[Start Supplied text]

One of the highlights of the spring gray whale migrations is the appearance of killer whales, which normally come a bit later – around April or so. It's a rare thrill to see these, but this season may already have a good headstart. A pair of orcas were photographed in Brookings last week, and on Wednesday another two or three orcas were caught on a Brookings harbor webcam.

You may also get to see humpback whales during these migrations.

Along the southern Oregon coast, Whale Watch spots are: Harris Beach, Cape Ferrelo, Battle Rock, Face Rock Scenic Viewpoint, Shore Acres near Coos Bay, and Reedsport's Umpqua Lighthouse State Park. Just north of there, there is the Sea Lion Caves Turnout, Cook's Chasm Turnout, and the Cape Perpetua Interpretive Center.

In Lincoln County, you'll find the highest number of sites: Inn at Spanish Head Lobby on 10th floor (Lincoln City), Boiler Bay State Scenic Viewpoint (near Depoe Bay), the Whale Watching Center deck in Depoe Bay, Rocky Creek State Scenic Viewpoint (just south of Depoe Bay), Cape Foulweather and the Devil's Punchbowl State Natural Area (both between Newport and Depoe Bay), Yaquina Head Outstanding Natural Area in Newport; and Don Davis City Park, also in Newport.

[End Supplied text]
[Start Provided data]

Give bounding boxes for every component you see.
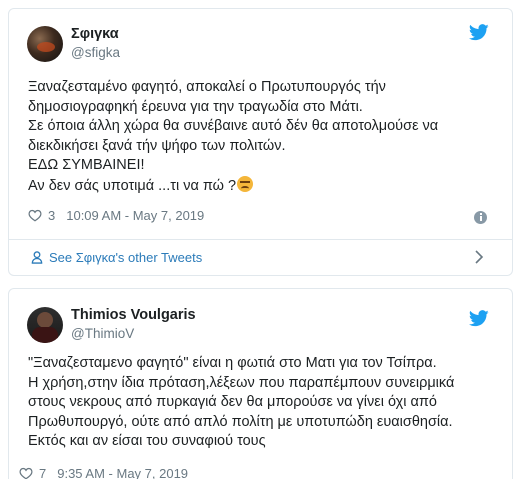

[End Provided data]

▸ **Tasks and exercises**:
[A] Answer these questions using the Oregon whale-watching text:
(i) Around what month do killer whales normally appear during the spring migrations?
(ii) Which county has the highest number of whale-watching sites?
(iii) In which town is Yaquina Head Outstanding Natural Area located?
[B] Carry on writing the text about whale watching on the Oregon coast, starting right after its last sentence.

▸ **Results by task**:
[A]
(i) Around April.
(ii) Lincoln County.
(iii) Newport.

[B]
On the Three Capes Tour there is Cape Meares State Scenic Viewpoint, Cape Lookout State Park (that one requires a 2.5-mile hike to the site at the tip of the Cape), and then several miles south at the top of Cape Kiwanda in Pacific City.

On the north coast, view them from the Wreck of the Peter Iredale at Fort Stevens and Neahkahnie Mountain Historic Marker Turnout on Highway 101, just above Manzanita.

The very northernmost viewing spot is on the Washington coast at the Lewis and Clark Interpretive Center, Ilwaco, Washington.

These are only Oregon State Parks' usual spots, but most high vantage points will do well. The clifftops above Meyers Creek Beach or near Sisters Rocks on the south Oregon coast will be perfect, as well as the various vantage points around Port Orford. On the central Oregon coast, the high gravel pullout just south of Yachats or the concrete walls immediately south of Heceta Head will also be excellent spots for whale watching. In Lincoln City, the clifftop viewpoints at NW 26th St. and NW 21st will make for good viewing.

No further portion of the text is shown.